**Work instructions:** Retype every entry word for word.
— begin Given information —
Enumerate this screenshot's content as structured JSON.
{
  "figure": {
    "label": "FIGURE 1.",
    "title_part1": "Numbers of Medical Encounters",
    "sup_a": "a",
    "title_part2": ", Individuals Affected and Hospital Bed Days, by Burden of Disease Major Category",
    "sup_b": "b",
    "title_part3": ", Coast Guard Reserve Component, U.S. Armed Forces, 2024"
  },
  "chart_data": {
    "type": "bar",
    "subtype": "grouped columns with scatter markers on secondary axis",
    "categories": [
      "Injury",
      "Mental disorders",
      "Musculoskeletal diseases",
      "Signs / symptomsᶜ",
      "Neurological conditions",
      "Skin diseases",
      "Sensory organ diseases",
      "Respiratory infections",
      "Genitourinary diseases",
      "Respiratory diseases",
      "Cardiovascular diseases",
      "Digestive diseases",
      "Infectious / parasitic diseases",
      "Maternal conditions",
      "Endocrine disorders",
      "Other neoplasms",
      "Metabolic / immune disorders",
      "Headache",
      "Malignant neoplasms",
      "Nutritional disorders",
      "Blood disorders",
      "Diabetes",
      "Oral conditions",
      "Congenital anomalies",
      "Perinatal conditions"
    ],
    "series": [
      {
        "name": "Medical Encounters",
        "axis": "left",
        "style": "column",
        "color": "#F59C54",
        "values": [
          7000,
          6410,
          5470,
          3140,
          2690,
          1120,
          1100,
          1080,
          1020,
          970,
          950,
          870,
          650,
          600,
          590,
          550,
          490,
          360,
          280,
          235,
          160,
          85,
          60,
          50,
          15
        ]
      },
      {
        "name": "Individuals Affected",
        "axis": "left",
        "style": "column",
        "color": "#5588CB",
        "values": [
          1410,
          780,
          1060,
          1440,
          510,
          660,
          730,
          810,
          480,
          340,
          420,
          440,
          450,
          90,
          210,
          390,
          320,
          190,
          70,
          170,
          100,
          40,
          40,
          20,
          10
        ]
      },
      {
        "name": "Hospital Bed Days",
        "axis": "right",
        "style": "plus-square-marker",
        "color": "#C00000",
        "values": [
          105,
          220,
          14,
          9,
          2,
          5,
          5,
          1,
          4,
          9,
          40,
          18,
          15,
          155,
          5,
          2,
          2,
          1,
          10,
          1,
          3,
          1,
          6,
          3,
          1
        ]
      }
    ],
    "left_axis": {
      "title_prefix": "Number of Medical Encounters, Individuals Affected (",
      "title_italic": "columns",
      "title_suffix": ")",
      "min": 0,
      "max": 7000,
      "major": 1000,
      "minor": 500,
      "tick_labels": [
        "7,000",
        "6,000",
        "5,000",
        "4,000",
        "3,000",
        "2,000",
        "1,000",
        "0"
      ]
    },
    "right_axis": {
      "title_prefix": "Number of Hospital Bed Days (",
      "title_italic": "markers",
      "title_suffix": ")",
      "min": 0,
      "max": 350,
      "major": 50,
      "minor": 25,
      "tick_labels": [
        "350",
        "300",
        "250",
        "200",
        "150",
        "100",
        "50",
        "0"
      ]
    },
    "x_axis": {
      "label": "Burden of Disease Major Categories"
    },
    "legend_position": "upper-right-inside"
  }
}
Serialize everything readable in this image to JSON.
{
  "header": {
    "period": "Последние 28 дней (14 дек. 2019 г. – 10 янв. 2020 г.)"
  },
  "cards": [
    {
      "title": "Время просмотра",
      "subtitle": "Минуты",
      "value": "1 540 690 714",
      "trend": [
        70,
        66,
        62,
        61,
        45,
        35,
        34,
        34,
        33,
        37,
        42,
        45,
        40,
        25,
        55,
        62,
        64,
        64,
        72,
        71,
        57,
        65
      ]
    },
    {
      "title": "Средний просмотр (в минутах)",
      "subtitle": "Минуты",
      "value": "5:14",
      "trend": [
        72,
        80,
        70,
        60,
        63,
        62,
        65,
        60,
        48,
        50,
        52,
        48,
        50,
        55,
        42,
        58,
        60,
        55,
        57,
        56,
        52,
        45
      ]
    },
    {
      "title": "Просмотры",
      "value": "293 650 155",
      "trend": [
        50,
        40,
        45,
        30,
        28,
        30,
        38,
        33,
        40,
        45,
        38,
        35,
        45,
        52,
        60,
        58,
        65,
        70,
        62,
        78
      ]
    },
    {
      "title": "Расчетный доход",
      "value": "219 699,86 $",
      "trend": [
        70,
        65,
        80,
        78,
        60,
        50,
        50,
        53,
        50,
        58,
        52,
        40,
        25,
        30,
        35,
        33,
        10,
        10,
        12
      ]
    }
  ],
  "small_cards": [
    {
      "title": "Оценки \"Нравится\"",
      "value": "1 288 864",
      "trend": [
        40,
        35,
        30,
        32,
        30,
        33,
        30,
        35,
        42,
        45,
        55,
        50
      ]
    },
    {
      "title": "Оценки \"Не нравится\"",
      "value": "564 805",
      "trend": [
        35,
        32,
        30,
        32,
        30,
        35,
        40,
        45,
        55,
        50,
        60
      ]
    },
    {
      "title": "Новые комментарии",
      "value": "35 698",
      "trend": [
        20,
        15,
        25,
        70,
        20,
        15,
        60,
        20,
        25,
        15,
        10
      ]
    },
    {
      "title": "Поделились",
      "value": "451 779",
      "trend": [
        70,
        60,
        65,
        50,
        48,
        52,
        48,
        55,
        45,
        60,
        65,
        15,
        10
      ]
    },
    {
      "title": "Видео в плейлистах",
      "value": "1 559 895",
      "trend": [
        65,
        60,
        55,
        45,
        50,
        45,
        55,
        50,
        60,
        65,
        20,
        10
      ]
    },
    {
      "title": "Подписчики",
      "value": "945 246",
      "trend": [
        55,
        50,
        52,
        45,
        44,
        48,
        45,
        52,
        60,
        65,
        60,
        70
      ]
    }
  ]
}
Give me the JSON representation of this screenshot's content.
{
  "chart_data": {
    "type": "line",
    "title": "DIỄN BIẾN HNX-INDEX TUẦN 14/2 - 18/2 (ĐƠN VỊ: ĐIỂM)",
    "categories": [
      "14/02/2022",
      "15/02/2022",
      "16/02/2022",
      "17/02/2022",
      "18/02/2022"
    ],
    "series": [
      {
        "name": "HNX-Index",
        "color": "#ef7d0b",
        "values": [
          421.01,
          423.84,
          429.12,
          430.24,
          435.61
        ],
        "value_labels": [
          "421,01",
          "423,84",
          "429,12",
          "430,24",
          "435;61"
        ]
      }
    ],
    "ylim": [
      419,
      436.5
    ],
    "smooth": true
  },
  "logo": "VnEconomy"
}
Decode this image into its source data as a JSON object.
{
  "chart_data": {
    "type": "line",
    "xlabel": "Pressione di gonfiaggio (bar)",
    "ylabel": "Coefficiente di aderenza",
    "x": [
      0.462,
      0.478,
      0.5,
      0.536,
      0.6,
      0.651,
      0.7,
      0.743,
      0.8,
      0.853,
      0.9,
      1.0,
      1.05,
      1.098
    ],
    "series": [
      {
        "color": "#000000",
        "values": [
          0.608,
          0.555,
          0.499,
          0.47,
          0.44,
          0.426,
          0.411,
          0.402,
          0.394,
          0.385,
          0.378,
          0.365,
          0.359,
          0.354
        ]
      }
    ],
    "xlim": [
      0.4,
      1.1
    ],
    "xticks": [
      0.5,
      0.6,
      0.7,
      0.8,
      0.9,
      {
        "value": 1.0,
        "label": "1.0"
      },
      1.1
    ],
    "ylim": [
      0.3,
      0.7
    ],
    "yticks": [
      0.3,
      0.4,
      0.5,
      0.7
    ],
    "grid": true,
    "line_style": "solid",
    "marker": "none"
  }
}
— end Given information —
**Result of the task:**
Enumerate this screenshot's content as structured JSON.
{
  "figure": {
    "label": "FIGURE 1.",
    "title_part1": "Numbers of Medical Encounters",
    "sup_a": "a",
    "title_part2": ", Individuals Affected and Hospital Bed Days, by Burden of Disease Major Category",
    "sup_b": "b",
    "title_part3": ", Coast Guard Reserve Component, U.S. Armed Forces, 2024"
  },
  "chart_data": {
    "type": "bar",
    "subtype": "grouped columns with scatter markers on secondary axis",
    "categories": [
      "Injury",
      "Mental disorders",
      "Musculoskeletal diseases",
      "Signs / symptomsᶜ",
      "Neurological conditions",
      "Skin diseases",
      "Sensory organ diseases",
      "Respiratory infections",
      "Genitourinary diseases",
      "Respiratory diseases",
      "Cardiovascular diseases",
      "Digestive diseases",
      "Infectious / parasitic diseases",
      "Maternal conditions",
      "Endocrine disorders",
      "Other neoplasms",
      "Metabolic / immune disorders",
      "Headache",
      "Malignant neoplasms",
      "Nutritional disorders",
      "Blood disorders",
      "Diabetes",
      "Oral conditions",
      "Congenital anomalies",
      "Perinatal conditions"
    ],
    "series": [
      {
        "name": "Medical Encounters",
        "axis": "left",
        "style": "column",
        "color": "#F59C54",
        "values": [
          7000,
          6410,
          5470,
          3140,
          2690,
          1120,
          1100,
          1080,
          1020,
          970,
          950,
          870,
          650,
          600,
          590,
          550,
          490,
          360,
          280,
          235,
          160,
          85,
          60,
          50,
          15
        ]
      },
      {
        "name": "Individuals Affected",
        "axis": "left",
        "style": "column",
        "color": "#5588CB",
        "values": [
          1410,
          780,
          1060,
          1440,
          510,
          660,
          730,
          810,
          480,
          340,
          420,
          440,
          450,
          90,
          210,
          390,
          320,
          190,
          70,
          170,
          100,
          40,
          40,
          20,
          10
        ]
      },
      {
        "name": "Hospital Bed Days",
        "axis": "right",
        "style": "plus-square-marker",
        "color": "#C00000",
        "values": [
          105,
          220,
          14,
          9,
          2,
          5,
          5,
          1,
          4,
          9,
          40,
          18,
          15,
          155,
          5,
          2,
          2,
          1,
          10,
          1,
          3,
          1,
          6,
          3,
          1
        ]
      }
    ],
    "left_axis": {
      "title_prefix": "Number of Medical Encounters, Individuals Affected (",
      "title_italic": "columns",
      "title_suffix": ")",
      "min": 0,
      "max": 7000,
      "major": 1000,
      "minor": 500,
      "tick_labels": [
        "7,000",
        "6,000",
        "5,000",
        "4,000",
        "3,000",
        "2,000",
        "1,000",
        "0"
      ]
    },
    "right_axis": {
      "title_prefix": "Number of Hospital Bed Days (",
      "title_italic": "markers",
      "title_suffix": ")",
      "min": 0,
      "max": 350,
      "major": 50,
      "minor": 25,
      "tick_labels": [
        "350",
        "300",
        "250",
        "200",
        "150",
        "100",
        "50",
        "0"
      ]
    },
    "x_axis": {
      "label": "Burden of Disease Major Categories"
    },
    "legend_position": "upper-right-inside"
  }
}
Serialize everything readable in this image to JSON.
{
  "header": {
    "period": "Последние 28 дней (14 дек. 2019 г. – 10 янв. 2020 г.)"
  },
  "cards": [
    {
      "title": "Время просмотра",
      "subtitle": "Минуты",
      "value": "1 540 690 714",
      "trend": [
        70,
        66,
        62,
        61,
        45,
        35,
        34,
        34,
        33,
        37,
        42,
        45,
        40,
        25,
        55,
        62,
        64,
        64,
        72,
        71,
        57,
        65
      ]
    },
    {
      "title": "Средний просмотр (в минутах)",
      "subtitle": "Минуты",
      "value": "5:14",
      "trend": [
        72,
        80,
        70,
        60,
        63,
        62,
        65,
        60,
        48,
        50,
        52,
        48,
        50,
        55,
        42,
        58,
        60,
        55,
        57,
        56,
        52,
        45
      ]
    },
    {
      "title": "Просмотры",
      "value": "293 650 155",
      "trend": [
        50,
        40,
        45,
        30,
        28,
        30,
        38,
        33,
        40,
        45,
        38,
        35,
        45,
        52,
        60,
        58,
        65,
        70,
        62,
        78
      ]
    },
    {
      "title": "Расчетный доход",
      "value": "219 699,86 $",
      "trend": [
        70,
        65,
        80,
        78,
        60,
        50,
        50,
        53,
        50,
        58,
        52,
        40,
        25,
        30,
        35,
        33,
        10,
        10,
        12
      ]
    }
  ],
  "small_cards": [
    {
      "title": "Оценки \"Нравится\"",
      "value": "1 288 864",
      "trend": [
        40,
        35,
        30,
        32,
        30,
        33,
        30,
        35,
        42,
        45,
        55,
        50
      ]
    },
    {
      "title": "Оценки \"Не нравится\"",
      "value": "564 805",
      "trend": [
        35,
        32,
        30,
        32,
        30,
        35,
        40,
        45,
        55,
        50,
        60
      ]
    },
    {
      "title": "Новые комментарии",
      "value": "35 698",
      "trend": [
        20,
        15,
        25,
        70,
        20,
        15,
        60,
        20,
        25,
        15,
        10
      ]
    },
    {
      "title": "Поделились",
      "value": "451 779",
      "trend": [
        70,
        60,
        65,
        50,
        48,
        52,
        48,
        55,
        45,
        60,
        65,
        15,
        10
      ]
    },
    {
      "title": "Видео в плейлистах",
      "value": "1 559 895",
      "trend": [
        65,
        60,
        55,
        45,
        50,
        45,
        55,
        50,
        60,
        65,
        20,
        10
      ]
    },
    {
      "title": "Подписчики",
      "value": "945 246",
      "trend": [
        55,
        50,
        52,
        45,
        44,
        48,
        45,
        52,
        60,
        65,
        60,
        70
      ]
    }
  ]
}
Give me the JSON representation of this screenshot's content.
{
  "chart_data": {
    "type": "line",
    "title": "DIỄN BIẾN HNX-INDEX TUẦN 14/2 - 18/2 (ĐƠN VỊ: ĐIỂM)",
    "categories": [
      "14/02/2022",
      "15/02/2022",
      "16/02/2022",
      "17/02/2022",
      "18/02/2022"
    ],
    "series": [
      {
        "name": "HNX-Index",
        "color": "#ef7d0b",
        "values": [
          421.01,
          423.84,
          429.12,
          430.24,
          435.61
        ],
        "value_labels": [
          "421,01",
          "423,84",
          "429,12",
          "430,24",
          "435;61"
        ]
      }
    ],
    "ylim": [
      419,
      436.5
    ],
    "smooth": true
  },
  "logo": "VnEconomy"
}
Decode this image into its source data as a JSON object.
{
  "chart_data": {
    "type": "line",
    "xlabel": "Pressione di gonfiaggio (bar)",
    "ylabel": "Coefficiente di aderenza",
    "x": [
      0.462,
      0.478,
      0.5,
      0.536,
      0.6,
      0.651,
      0.7,
      0.743,
      0.8,
      0.853,
      0.9,
      1.0,
      1.05,
      1.098
    ],
    "series": [
      {
        "color": "#000000",
        "values": [
          0.608,
          0.555,
          0.499,
          0.47,
          0.44,
          0.426,
          0.411,
          0.402,
          0.394,
          0.385,
          0.378,
          0.365,
          0.359,
          0.354
        ]
      }
    ],
    "xlim": [
      0.4,
      1.1
    ],
    "xticks": [
      0.5,
      0.6,
      0.7,
      0.8,
      0.9,
      {
        "value": 1.0,
        "label": "1.0"
      },
      1.1
    ],
    "ylim": [
      0.3,
      0.7
    ],
    "yticks": [
      0.3,
      0.4,
      0.5,
      0.7
    ],
    "grid": true,
    "line_style": "solid",
    "marker": "none"
  }
}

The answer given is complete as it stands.